Stored data

[start]

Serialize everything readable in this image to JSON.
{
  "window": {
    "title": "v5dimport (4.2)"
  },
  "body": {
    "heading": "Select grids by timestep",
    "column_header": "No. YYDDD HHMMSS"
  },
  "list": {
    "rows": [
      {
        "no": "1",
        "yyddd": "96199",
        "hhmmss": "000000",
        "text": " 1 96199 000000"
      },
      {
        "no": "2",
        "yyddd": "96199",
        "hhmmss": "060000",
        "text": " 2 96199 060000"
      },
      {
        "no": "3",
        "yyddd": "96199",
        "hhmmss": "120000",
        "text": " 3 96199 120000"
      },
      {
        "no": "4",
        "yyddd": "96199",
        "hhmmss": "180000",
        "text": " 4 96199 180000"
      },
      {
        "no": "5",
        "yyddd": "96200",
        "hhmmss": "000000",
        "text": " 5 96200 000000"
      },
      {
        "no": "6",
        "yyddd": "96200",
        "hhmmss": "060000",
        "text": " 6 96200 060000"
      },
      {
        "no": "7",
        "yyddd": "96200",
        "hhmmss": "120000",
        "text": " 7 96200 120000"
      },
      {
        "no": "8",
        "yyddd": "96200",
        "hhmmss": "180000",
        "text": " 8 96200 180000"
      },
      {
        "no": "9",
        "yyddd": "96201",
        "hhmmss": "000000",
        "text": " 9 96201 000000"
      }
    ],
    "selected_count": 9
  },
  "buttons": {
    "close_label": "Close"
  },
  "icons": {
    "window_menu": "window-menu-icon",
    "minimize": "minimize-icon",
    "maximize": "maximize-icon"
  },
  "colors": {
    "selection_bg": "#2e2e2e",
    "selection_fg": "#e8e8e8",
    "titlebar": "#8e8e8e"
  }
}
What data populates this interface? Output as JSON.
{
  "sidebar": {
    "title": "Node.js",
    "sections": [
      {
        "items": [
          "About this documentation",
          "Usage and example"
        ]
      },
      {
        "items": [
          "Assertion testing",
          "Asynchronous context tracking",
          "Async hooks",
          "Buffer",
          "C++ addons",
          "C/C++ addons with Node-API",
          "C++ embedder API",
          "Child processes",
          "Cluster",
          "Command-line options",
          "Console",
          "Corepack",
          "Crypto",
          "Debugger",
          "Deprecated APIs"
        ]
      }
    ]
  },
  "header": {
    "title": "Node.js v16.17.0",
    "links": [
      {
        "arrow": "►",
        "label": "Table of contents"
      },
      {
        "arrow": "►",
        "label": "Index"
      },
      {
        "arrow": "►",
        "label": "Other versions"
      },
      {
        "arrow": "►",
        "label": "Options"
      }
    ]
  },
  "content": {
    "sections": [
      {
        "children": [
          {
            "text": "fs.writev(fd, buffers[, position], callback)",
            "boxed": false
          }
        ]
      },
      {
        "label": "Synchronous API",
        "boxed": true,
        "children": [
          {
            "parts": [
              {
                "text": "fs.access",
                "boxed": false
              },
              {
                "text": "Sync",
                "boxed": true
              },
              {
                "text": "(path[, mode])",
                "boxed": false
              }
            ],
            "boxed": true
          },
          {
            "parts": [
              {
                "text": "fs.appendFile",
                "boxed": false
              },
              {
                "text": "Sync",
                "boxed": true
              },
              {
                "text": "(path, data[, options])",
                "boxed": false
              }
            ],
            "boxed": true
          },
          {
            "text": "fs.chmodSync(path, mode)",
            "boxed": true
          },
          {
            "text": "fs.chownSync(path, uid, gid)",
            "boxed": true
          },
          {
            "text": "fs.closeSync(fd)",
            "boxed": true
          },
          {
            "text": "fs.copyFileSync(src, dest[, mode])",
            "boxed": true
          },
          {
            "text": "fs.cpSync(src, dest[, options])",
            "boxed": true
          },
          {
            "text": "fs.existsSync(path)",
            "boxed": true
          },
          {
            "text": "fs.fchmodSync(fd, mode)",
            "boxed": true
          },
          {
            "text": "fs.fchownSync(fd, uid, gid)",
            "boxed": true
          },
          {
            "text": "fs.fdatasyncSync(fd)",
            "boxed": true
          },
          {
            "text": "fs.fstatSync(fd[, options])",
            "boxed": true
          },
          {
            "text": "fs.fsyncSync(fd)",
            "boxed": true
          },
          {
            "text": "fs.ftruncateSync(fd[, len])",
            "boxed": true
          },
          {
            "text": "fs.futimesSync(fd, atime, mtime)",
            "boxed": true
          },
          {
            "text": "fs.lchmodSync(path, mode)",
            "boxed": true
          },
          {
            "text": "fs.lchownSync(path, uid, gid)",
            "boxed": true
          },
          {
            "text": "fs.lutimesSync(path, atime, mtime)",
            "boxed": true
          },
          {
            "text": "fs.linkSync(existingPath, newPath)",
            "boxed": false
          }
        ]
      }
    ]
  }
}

[end]

_EXERCISE INSTRUCTIONS_
Extract the complete listing above, reproducing each line exactly.

_OUTPUT FOR THIS EXERCISE_
Serialize everything readable in this image to JSON.
{
  "window": {
    "title": "v5dimport (4.2)"
  },
  "body": {
    "heading": "Select grids by timestep",
    "column_header": "No. YYDDD HHMMSS"
  },
  "list": {
    "rows": [
      {
        "no": "1",
        "yyddd": "96199",
        "hhmmss": "000000",
        "text": " 1 96199 000000"
      },
      {
        "no": "2",
        "yyddd": "96199",
        "hhmmss": "060000",
        "text": " 2 96199 060000"
      },
      {
        "no": "3",
        "yyddd": "96199",
        "hhmmss": "120000",
        "text": " 3 96199 120000"
      },
      {
        "no": "4",
        "yyddd": "96199",
        "hhmmss": "180000",
        "text": " 4 96199 180000"
      },
      {
        "no": "5",
        "yyddd": "96200",
        "hhmmss": "000000",
        "text": " 5 96200 000000"
      },
      {
        "no": "6",
        "yyddd": "96200",
        "hhmmss": "060000",
        "text": " 6 96200 060000"
      },
      {
        "no": "7",
        "yyddd": "96200",
        "hhmmss": "120000",
        "text": " 7 96200 120000"
      },
      {
        "no": "8",
        "yyddd": "96200",
        "hhmmss": "180000",
        "text": " 8 96200 180000"
      },
      {
        "no": "9",
        "yyddd": "96201",
        "hhmmss": "000000",
        "text": " 9 96201 000000"
      }
    ],
    "selected_count": 9
  },
  "buttons": {
    "close_label": "Close"
  },
  "icons": {
    "window_menu": "window-menu-icon",
    "minimize": "minimize-icon",
    "maximize": "maximize-icon"
  },
  "colors": {
    "selection_bg": "#2e2e2e",
    "selection_fg": "#e8e8e8",
    "titlebar": "#8e8e8e"
  }
}
What data populates this interface? Output as JSON.
{
  "sidebar": {
    "title": "Node.js",
    "sections": [
      {
        "items": [
          "About this documentation",
          "Usage and example"
        ]
      },
      {
        "items": [
          "Assertion testing",
          "Asynchronous context tracking",
          "Async hooks",
          "Buffer",
          "C++ addons",
          "C/C++ addons with Node-API",
          "C++ embedder API",
          "Child processes",
          "Cluster",
          "Command-line options",
          "Console",
          "Corepack",
          "Crypto",
          "Debugger",
          "Deprecated APIs"
        ]
      }
    ]
  },
  "header": {
    "title": "Node.js v16.17.0",
    "links": [
      {
        "arrow": "►",
        "label": "Table of contents"
      },
      {
        "arrow": "►",
        "label": "Index"
      },
      {
        "arrow": "►",
        "label": "Other versions"
      },
      {
        "arrow": "►",
        "label": "Options"
      }
    ]
  },
  "content": {
    "sections": [
      {
        "children": [
          {
            "text": "fs.writev(fd, buffers[, position], callback)",
            "boxed": false
          }
        ]
      },
      {
        "label": "Synchronous API",
        "boxed": true,
        "children": [
          {
            "parts": [
              {
                "text": "fs.access",
                "boxed": false
              },
              {
                "text": "Sync",
                "boxed": true
              },
              {
                "text": "(path[, mode])",
                "boxed": false
              }
            ],
            "boxed": true
          },
          {
            "parts": [
              {
                "text": "fs.appendFile",
                "boxed": false
              },
              {
                "text": "Sync",
                "boxed": true
              },
              {
                "text": "(path, data[, options])",
                "boxed": false
              }
            ],
            "boxed": true
          },
          {
            "text": "fs.chmodSync(path, mode)",
            "boxed": true
          },
          {
            "text": "fs.chownSync(path, uid, gid)",
            "boxed": true
          },
          {
            "text": "fs.closeSync(fd)",
            "boxed": true
          },
          {
            "text": "fs.copyFileSync(src, dest[, mode])",
            "boxed": true
          },
          {
            "text": "fs.cpSync(src, dest[, options])",
            "boxed": true
          },
          {
            "text": "fs.existsSync(path)",
            "boxed": true
          },
          {
            "text": "fs.fchmodSync(fd, mode)",
            "boxed": true
          },
          {
            "text": "fs.fchownSync(fd, uid, gid)",
            "boxed": true
          },
          {
            "text": "fs.fdatasyncSync(fd)",
            "boxed": true
          },
          {
            "text": "fs.fstatSync(fd[, options])",
            "boxed": true
          },
          {
            "text": "fs.fsyncSync(fd)",
            "boxed": true
          },
          {
            "text": "fs.ftruncateSync(fd[, len])",
            "boxed": true
          },
          {
            "text": "fs.futimesSync(fd, atime, mtime)",
            "boxed": true
          },
          {
            "text": "fs.lchmodSync(path, mode)",
            "boxed": true
          },
          {
            "text": "fs.lchownSync(path, uid, gid)",
            "boxed": true
          },
          {
            "text": "fs.lutimesSync(path, atime, mtime)",
            "boxed": true
          },
          {
            "text": "fs.linkSync(existingPath, newPath)",
            "boxed": false
          }
        ]
      }
    ]
  }
}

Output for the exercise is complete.